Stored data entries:
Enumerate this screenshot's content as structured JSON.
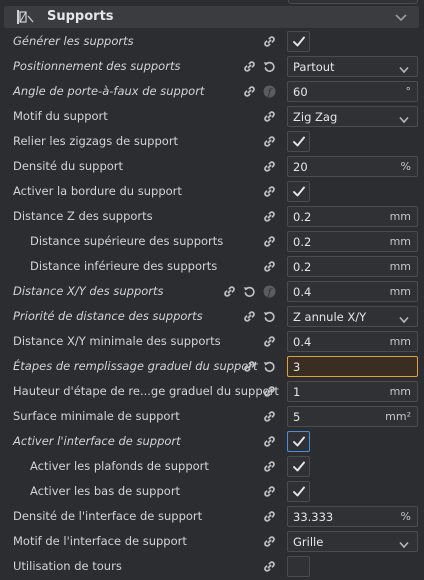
{
  "section": {
    "title": "Supports",
    "icon": "support-structure-icon"
  },
  "rows": [
    {
      "label": "Générer les supports",
      "italic": true,
      "indent": 1,
      "icons": [
        "link"
      ],
      "control": "checkbox",
      "checked": true
    },
    {
      "label": "Positionnement des supports",
      "italic": true,
      "indent": 1,
      "icons": [
        "link",
        "undo"
      ],
      "control": "dropdown",
      "value": "Partout"
    },
    {
      "label": "Angle de porte-à-faux de support",
      "italic": true,
      "indent": 1,
      "icons": [
        "link",
        "function"
      ],
      "control": "number",
      "value": "60",
      "unit": "°"
    },
    {
      "label": "Motif du support",
      "italic": false,
      "indent": 1,
      "icons": [
        "link"
      ],
      "control": "dropdown",
      "value": "Zig Zag"
    },
    {
      "label": "Relier les zigzags de support",
      "italic": false,
      "indent": 1,
      "icons": [
        "link"
      ],
      "control": "checkbox",
      "checked": true
    },
    {
      "label": "Densité du support",
      "italic": false,
      "indent": 1,
      "icons": [
        "link"
      ],
      "control": "number",
      "value": "20",
      "unit": "%"
    },
    {
      "label": "Activer la bordure du support",
      "italic": false,
      "indent": 1,
      "icons": [
        "link"
      ],
      "control": "checkbox",
      "checked": true
    },
    {
      "label": "Distance Z des supports",
      "italic": false,
      "indent": 1,
      "icons": [
        "link"
      ],
      "control": "number",
      "value": "0.2",
      "unit": "mm"
    },
    {
      "label": "Distance supérieure des supports",
      "italic": false,
      "indent": 2,
      "icons": [
        "link"
      ],
      "control": "number",
      "value": "0.2",
      "unit": "mm"
    },
    {
      "label": "Distance inférieure des supports",
      "italic": false,
      "indent": 2,
      "icons": [
        "link"
      ],
      "control": "number",
      "value": "0.2",
      "unit": "mm"
    },
    {
      "label": "Distance X/Y des supports",
      "italic": true,
      "indent": 1,
      "icons": [
        "link",
        "undo",
        "function"
      ],
      "control": "number",
      "value": "0.4",
      "unit": "mm"
    },
    {
      "label": "Priorité de distance des supports",
      "italic": true,
      "indent": 1,
      "icons": [
        "link",
        "undo"
      ],
      "control": "dropdown",
      "value": "Z annule X/Y"
    },
    {
      "label": "Distance X/Y minimale des supports",
      "italic": false,
      "indent": 1,
      "icons": [
        "link"
      ],
      "control": "number",
      "value": "0.4",
      "unit": "mm"
    },
    {
      "label": "Étapes de remplissage graduel du support",
      "italic": true,
      "indent": 1,
      "icons": [
        "link",
        "undo"
      ],
      "control": "number",
      "value": "3",
      "unit": "",
      "active": true
    },
    {
      "label": "Hauteur d'étape de re...ge graduel du support",
      "italic": false,
      "indent": 1,
      "icons": [
        "link"
      ],
      "control": "number",
      "value": "1",
      "unit": "mm"
    },
    {
      "label": "Surface minimale de support",
      "italic": false,
      "indent": 1,
      "icons": [
        "link"
      ],
      "control": "number",
      "value": "5",
      "unit": "mm²"
    },
    {
      "label": "Activer l'interface de support",
      "italic": true,
      "indent": 1,
      "icons": [
        "link"
      ],
      "control": "checkbox",
      "checked": true,
      "focused": true
    },
    {
      "label": "Activer les plafonds de support",
      "italic": false,
      "indent": 2,
      "icons": [
        "link"
      ],
      "control": "checkbox",
      "checked": true
    },
    {
      "label": "Activer les bas de support",
      "italic": false,
      "indent": 2,
      "icons": [
        "link"
      ],
      "control": "checkbox",
      "checked": true
    },
    {
      "label": "Densité de l'interface de support",
      "italic": false,
      "indent": 1,
      "icons": [
        "link"
      ],
      "control": "number",
      "value": "33.333",
      "unit": "%"
    },
    {
      "label": "Motif de l'interface de support",
      "italic": false,
      "indent": 1,
      "icons": [
        "link"
      ],
      "control": "dropdown",
      "value": "Grille"
    },
    {
      "label": "Utilisation de tours",
      "italic": false,
      "indent": 1,
      "icons": [
        "link"
      ],
      "control": "checkbox",
      "checked": false
    }
  ],
  "colors": {
    "background": "#2b2d30",
    "field": "#2f3134",
    "border": "#4a4c50",
    "active_border": "#e0a040",
    "focus_border": "#4a8fd8"
  }
}
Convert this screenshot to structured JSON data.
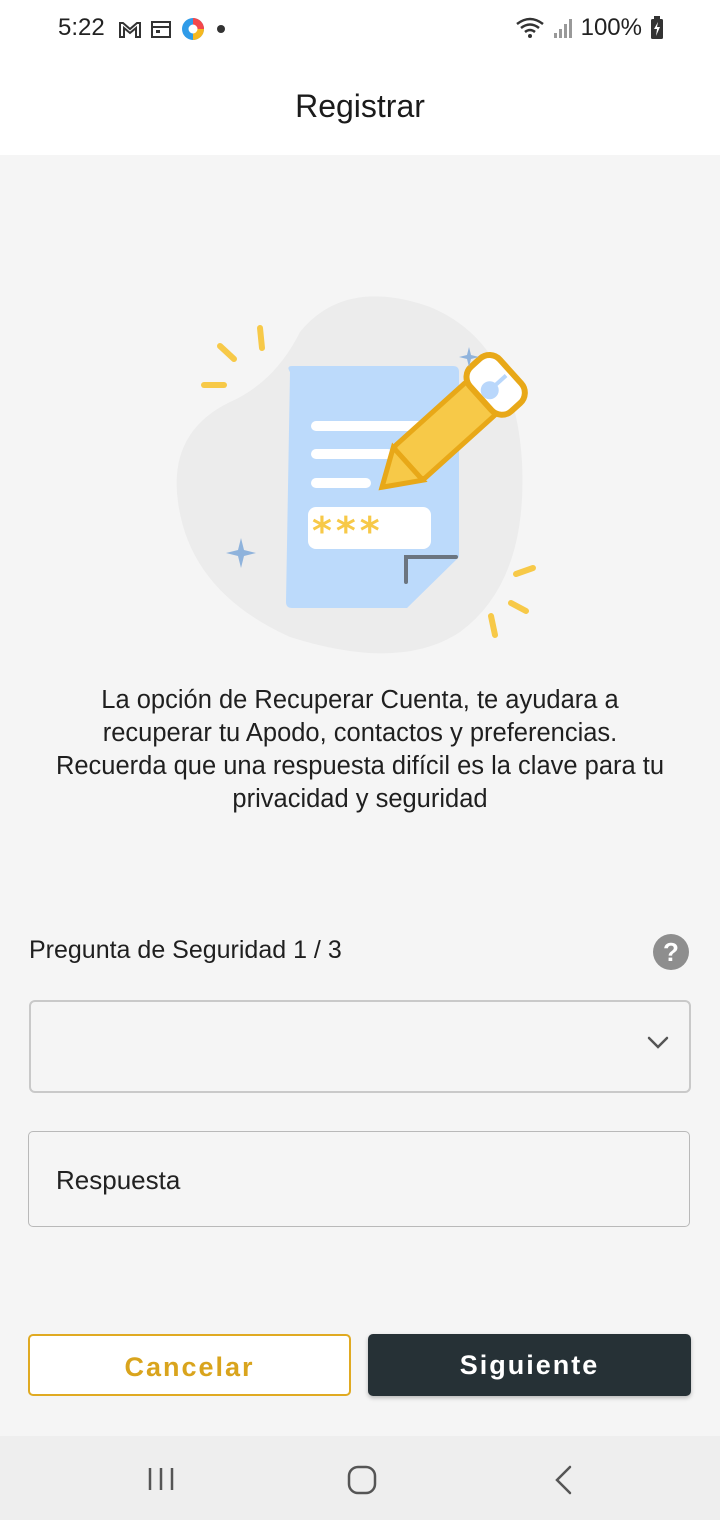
{
  "status_bar": {
    "time": "5:22",
    "battery": "100%",
    "left_icons": [
      "gmail-icon",
      "calendar-icon",
      "app-icon",
      "dot-icon"
    ],
    "right_icons": [
      "wifi-icon",
      "signal-icon",
      "battery-charging-icon"
    ]
  },
  "header": {
    "title": "Registrar"
  },
  "info": {
    "lines": [
      "La opción de Recuperar Cuenta, te ayudara a",
      "recuperar tu Apodo, contactos y preferencias.",
      "Recuerda que una respuesta difícil es la clave para tu",
      "privacidad y seguridad"
    ]
  },
  "security": {
    "label": "Pregunta de Seguridad 1 / 3",
    "help_icon": "?",
    "selected_question": "",
    "answer_placeholder": "Respuesta"
  },
  "buttons": {
    "cancel": "Cancelar",
    "next": "Siguiente"
  },
  "colors": {
    "accent": "#e0aa22",
    "primary_button": "#263136",
    "background": "#f5f5f5",
    "illustration_doc": "#bcdafb",
    "illustration_pen": "#f7c948"
  },
  "nav": {
    "icons": [
      "recent-apps-icon",
      "home-icon",
      "back-icon"
    ]
  }
}
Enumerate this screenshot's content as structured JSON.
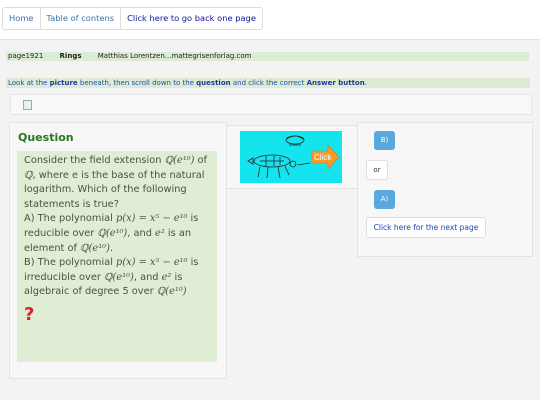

**WHAT YOU ARE ASKED TO DO:** Take every line from the data that contains the word "Activer".

**THE OUTPUT:**
      "label": "Activer la bordure du support",
      "label": "Activer l'interface de support",
      "label": "Activer les plafonds de support",
      "label": "Activer les bas de support",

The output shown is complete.